BRIEF -
Each entry below should be written out exactly as it is, with no pictures.
#### EXCERPTED DATA ####
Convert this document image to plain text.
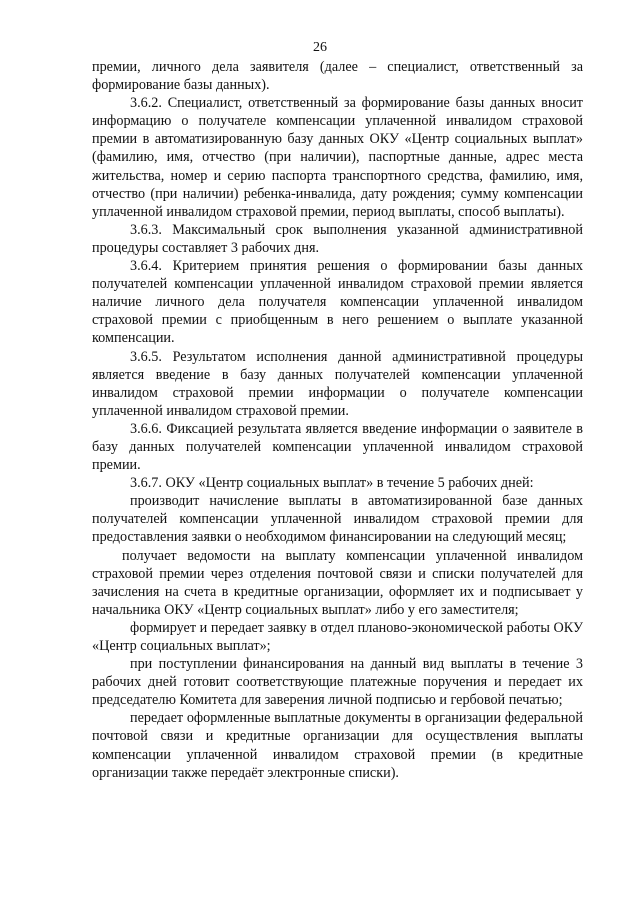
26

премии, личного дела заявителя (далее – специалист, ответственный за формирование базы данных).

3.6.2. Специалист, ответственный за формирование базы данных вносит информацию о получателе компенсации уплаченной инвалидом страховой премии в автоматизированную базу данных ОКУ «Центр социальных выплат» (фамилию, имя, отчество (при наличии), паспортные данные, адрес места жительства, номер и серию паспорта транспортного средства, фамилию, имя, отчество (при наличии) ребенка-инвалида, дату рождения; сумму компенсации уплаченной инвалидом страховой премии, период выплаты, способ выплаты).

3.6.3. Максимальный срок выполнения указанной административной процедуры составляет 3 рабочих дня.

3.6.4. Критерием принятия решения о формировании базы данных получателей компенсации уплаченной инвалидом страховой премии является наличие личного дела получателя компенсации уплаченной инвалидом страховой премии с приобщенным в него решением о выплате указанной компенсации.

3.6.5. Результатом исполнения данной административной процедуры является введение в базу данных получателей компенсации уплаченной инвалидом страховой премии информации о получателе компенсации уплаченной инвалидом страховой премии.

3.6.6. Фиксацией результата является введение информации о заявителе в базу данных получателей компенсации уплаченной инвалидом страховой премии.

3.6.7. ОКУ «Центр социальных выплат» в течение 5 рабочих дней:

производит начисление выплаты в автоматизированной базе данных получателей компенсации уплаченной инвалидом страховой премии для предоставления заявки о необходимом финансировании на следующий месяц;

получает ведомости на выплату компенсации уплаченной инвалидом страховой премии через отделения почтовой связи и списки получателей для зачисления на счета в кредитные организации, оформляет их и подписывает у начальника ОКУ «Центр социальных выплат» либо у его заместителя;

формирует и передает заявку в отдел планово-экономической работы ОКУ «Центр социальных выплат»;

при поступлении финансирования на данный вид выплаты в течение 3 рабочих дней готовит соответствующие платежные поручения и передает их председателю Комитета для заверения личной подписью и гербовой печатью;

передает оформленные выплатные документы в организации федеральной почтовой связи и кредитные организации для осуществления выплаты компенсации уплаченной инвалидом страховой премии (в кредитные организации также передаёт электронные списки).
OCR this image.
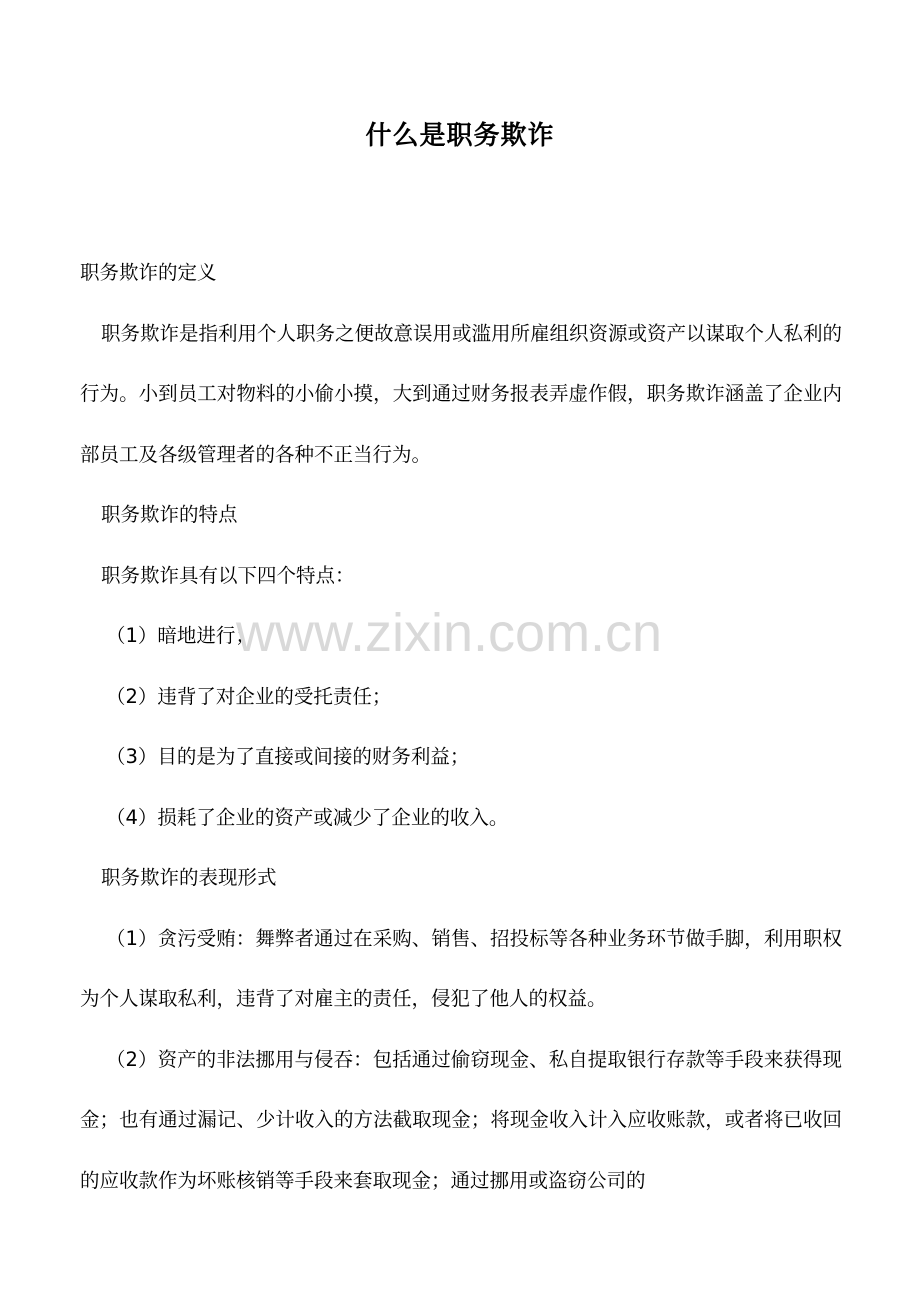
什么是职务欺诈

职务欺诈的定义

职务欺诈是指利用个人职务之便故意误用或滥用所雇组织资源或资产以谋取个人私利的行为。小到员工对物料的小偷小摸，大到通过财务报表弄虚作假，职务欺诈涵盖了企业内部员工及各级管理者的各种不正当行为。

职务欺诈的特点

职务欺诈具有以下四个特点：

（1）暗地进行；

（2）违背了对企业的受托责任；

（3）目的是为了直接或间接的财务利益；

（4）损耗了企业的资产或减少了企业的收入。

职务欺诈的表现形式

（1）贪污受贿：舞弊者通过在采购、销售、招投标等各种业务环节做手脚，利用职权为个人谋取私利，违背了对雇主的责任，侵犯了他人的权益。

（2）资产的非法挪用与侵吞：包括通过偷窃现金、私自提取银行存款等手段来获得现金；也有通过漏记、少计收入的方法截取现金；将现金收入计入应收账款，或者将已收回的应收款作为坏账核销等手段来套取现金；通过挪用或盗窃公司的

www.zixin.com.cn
####
RESPONSE FOR THIS EXERCISE -
Convert this document image to plain text.
26

премии, личного дела заявителя (далее – специалист, ответственный за формирование базы данных).

3.6.2. Специалист, ответственный за формирование базы данных вносит информацию о получателе компенсации уплаченной инвалидом страховой премии в автоматизированную базу данных ОКУ «Центр социальных выплат» (фамилию, имя, отчество (при наличии), паспортные данные, адрес места жительства, номер и серию паспорта транспортного средства, фамилию, имя, отчество (при наличии) ребенка-инвалида, дату рождения; сумму компенсации уплаченной инвалидом страховой премии, период выплаты, способ выплаты).

3.6.3. Максимальный срок выполнения указанной административной процедуры составляет 3 рабочих дня.

3.6.4. Критерием принятия решения о формировании базы данных получателей компенсации уплаченной инвалидом страховой премии является наличие личного дела получателя компенсации уплаченной инвалидом страховой премии с приобщенным в него решением о выплате указанной компенсации.

3.6.5. Результатом исполнения данной административной процедуры является введение в базу данных получателей компенсации уплаченной инвалидом страховой премии информации о получателе компенсации уплаченной инвалидом страховой премии.

3.6.6. Фиксацией результата является введение информации о заявителе в базу данных получателей компенсации уплаченной инвалидом страховой премии.

3.6.7. ОКУ «Центр социальных выплат» в течение 5 рабочих дней:

производит начисление выплаты в автоматизированной базе данных получателей компенсации уплаченной инвалидом страховой премии для предоставления заявки о необходимом финансировании на следующий месяц;

получает ведомости на выплату компенсации уплаченной инвалидом страховой премии через отделения почтовой связи и списки получателей для зачисления на счета в кредитные организации, оформляет их и подписывает у начальника ОКУ «Центр социальных выплат» либо у его заместителя;

формирует и передает заявку в отдел планово-экономической работы ОКУ «Центр социальных выплат»;

при поступлении финансирования на данный вид выплаты в течение 3 рабочих дней готовит соответствующие платежные поручения и передает их председателю Комитета для заверения личной подписью и гербовой печатью;

передает оформленные выплатные документы в организации федеральной почтовой связи и кредитные организации для осуществления выплаты компенсации уплаченной инвалидом страховой премии (в кредитные организации также передаёт электронные списки).
OCR this image.
什么是职务欺诈

职务欺诈的定义

职务欺诈是指利用个人职务之便故意误用或滥用所雇组织资源或资产以谋取个人私利的行为。小到员工对物料的小偷小摸，大到通过财务报表弄虚作假，职务欺诈涵盖了企业内部员工及各级管理者的各种不正当行为。

职务欺诈的特点

职务欺诈具有以下四个特点：

（1）暗地进行；

（2）违背了对企业的受托责任；

（3）目的是为了直接或间接的财务利益；

（4）损耗了企业的资产或减少了企业的收入。

职务欺诈的表现形式

（1）贪污受贿：舞弊者通过在采购、销售、招投标等各种业务环节做手脚，利用职权为个人谋取私利，违背了对雇主的责任，侵犯了他人的权益。

（2）资产的非法挪用与侵吞：包括通过偷窃现金、私自提取银行存款等手段来获得现金；也有通过漏记、少计收入的方法截取现金；将现金收入计入应收账款，或者将已收回的应收款作为坏账核销等手段来套取现金；通过挪用或盗窃公司的

www.zixin.com.cn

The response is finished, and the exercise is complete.